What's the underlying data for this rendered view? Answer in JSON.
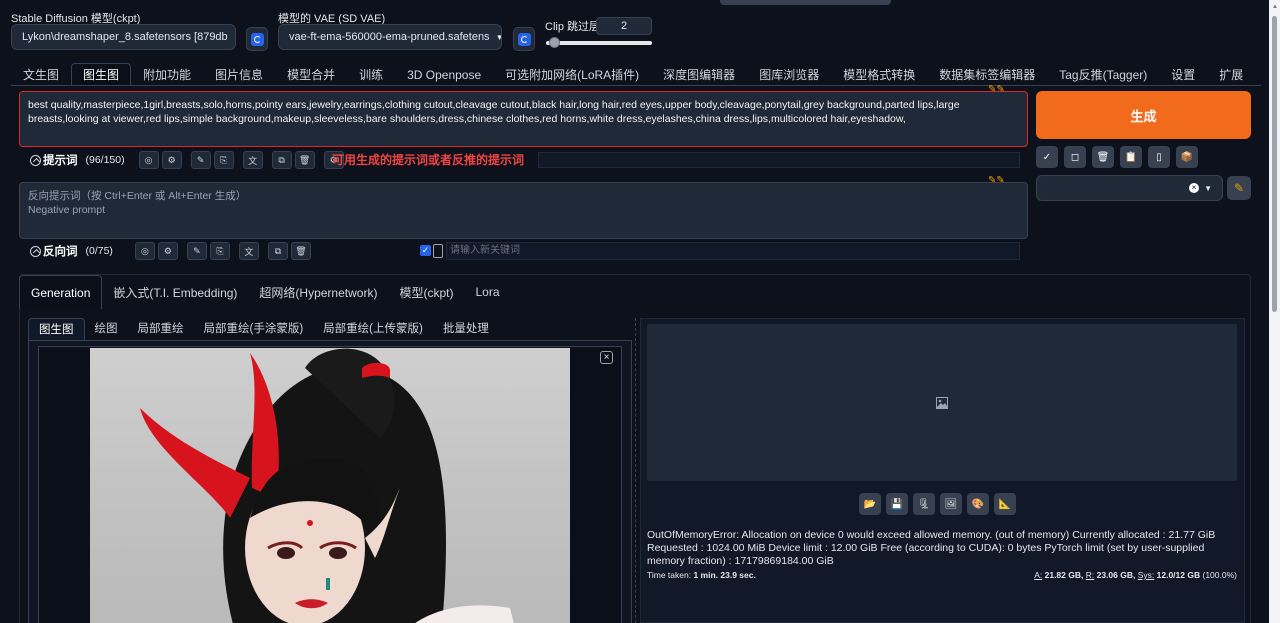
{
  "checkpoint": {
    "label": "Stable Diffusion 模型(ckpt)",
    "value": "Lykon\\dreamshaper_8.safetensors [879db"
  },
  "vae": {
    "label": "模型的 VAE (SD VAE)",
    "value": "vae-ft-ema-560000-ema-pruned.safetens"
  },
  "clip": {
    "label": "Clip 跳过层",
    "value": "2",
    "slider_fraction": 0.08
  },
  "main_tabs": [
    "文生图",
    "图生图",
    "附加功能",
    "图片信息",
    "模型合并",
    "训练",
    "3D Openpose",
    "可选附加网络(LoRA插件)",
    "深度图编辑器",
    "图库浏览器",
    "模型格式转换",
    "数据集标签编辑器",
    "Tag反推(Tagger)",
    "设置",
    "扩展"
  ],
  "active_main_tab": "图生图",
  "prompt": {
    "text": "best quality,masterpiece,1girl,breasts,solo,horns,pointy ears,jewelry,earrings,clothing cutout,cleavage cutout,black hair,long hair,red eyes,upper body,cleavage,ponytail,grey background,parted lips,large breasts,looking at viewer,red lips,simple background,makeup,sleeveless,bare shoulders,dress,chinese clothes,red horns,white dress,eyelashes,china dress,lips,multicolored hair,eyeshadow,",
    "title": "提示词",
    "count": "(96/150)",
    "annotation": "可用生成的提示词或者反推的提示词"
  },
  "negative": {
    "placeholder_line1": "反向提示词（按 Ctrl+Enter 或 Alt+Enter 生成）",
    "placeholder_line2": "Negative prompt",
    "title": "反向词",
    "count": "(0/75)",
    "keyword_placeholder": "请输入新关键词",
    "keyword_checked": true
  },
  "generate_label": "生成",
  "style_buttons": [
    "✓",
    "◻",
    "🗑",
    "📋",
    "▯",
    "📦"
  ],
  "network_tabs": [
    "Generation",
    "嵌入式(T.I. Embedding)",
    "超网络(Hypernetwork)",
    "模型(ckpt)",
    "Lora"
  ],
  "active_network_tab": "Generation",
  "img2img_tabs": [
    "图生图",
    "绘图",
    "局部重绘",
    "局部重绘(手涂蒙版)",
    "局部重绘(上传蒙版)",
    "批量处理"
  ],
  "active_img2img_tab": "图生图",
  "output": {
    "error": "OutOfMemoryError: Allocation on device 0 would exceed allowed memory. (out of memory) Currently allocated : 21.77 GiB Requested : 1024.00 MiB Device limit : 12.00 GiB Free (according to CUDA): 0 bytes PyTorch limit (set by user-supplied memory fraction) : 17179869184.00 GiB",
    "time_label": "Time taken:",
    "time_value": "1 min. 23.9 sec.",
    "mem_a_label": "A:",
    "mem_a": "21.82 GB,",
    "mem_r_label": "R:",
    "mem_r": "23.06 GB,",
    "mem_sys_label": "Sys:",
    "mem_sys": "12.0/12 GB",
    "mem_pct": "(100.0%)"
  },
  "colors": {
    "accent": "#f26a1b",
    "annotation": "#ef4444",
    "bg": "#0c111c"
  }
}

* * *

Search the data for the string "prompt". List each line that has it.

- WRITTEN RESPONSE
  "prompt": {
    "placeholder_line2": "Negative prompt",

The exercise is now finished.